**SET PROBLEM:** In the entries that follow, how many lines contain "其他支出"? Answer with the number only.

**Records contained in a dataset:**
################

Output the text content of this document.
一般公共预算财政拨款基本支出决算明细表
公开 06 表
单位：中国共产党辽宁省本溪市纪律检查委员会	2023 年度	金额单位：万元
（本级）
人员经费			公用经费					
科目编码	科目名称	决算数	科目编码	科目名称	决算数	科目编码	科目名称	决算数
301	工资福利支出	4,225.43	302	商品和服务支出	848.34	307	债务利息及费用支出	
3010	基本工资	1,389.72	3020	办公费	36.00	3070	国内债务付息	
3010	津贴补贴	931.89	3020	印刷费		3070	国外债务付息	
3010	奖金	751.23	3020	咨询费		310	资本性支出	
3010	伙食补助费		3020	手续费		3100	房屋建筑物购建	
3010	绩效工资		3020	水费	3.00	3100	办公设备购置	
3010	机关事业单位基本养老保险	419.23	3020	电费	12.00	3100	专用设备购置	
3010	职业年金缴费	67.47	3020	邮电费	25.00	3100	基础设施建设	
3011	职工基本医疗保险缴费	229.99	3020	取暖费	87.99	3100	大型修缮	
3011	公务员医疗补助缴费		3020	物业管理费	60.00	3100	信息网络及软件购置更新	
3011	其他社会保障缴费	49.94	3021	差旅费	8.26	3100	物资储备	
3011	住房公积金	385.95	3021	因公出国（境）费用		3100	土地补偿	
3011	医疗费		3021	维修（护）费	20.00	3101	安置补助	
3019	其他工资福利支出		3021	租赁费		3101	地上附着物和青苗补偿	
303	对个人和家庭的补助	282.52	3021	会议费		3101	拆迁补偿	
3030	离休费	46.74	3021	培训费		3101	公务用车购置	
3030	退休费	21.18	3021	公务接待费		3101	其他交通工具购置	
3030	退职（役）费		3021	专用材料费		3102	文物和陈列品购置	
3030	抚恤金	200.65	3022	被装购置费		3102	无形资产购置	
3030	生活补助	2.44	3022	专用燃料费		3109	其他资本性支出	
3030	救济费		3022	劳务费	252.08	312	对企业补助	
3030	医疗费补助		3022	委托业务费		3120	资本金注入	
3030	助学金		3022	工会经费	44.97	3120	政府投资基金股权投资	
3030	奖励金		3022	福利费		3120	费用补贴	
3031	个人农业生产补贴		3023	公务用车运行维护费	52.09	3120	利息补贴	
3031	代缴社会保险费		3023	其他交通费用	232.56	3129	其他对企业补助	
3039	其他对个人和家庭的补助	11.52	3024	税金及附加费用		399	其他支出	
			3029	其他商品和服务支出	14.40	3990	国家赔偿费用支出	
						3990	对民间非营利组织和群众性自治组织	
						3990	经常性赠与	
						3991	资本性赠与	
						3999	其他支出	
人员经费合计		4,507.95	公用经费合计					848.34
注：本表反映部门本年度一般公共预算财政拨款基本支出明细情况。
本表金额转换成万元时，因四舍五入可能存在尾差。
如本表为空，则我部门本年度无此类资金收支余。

################

**IN RESPONSE:** 2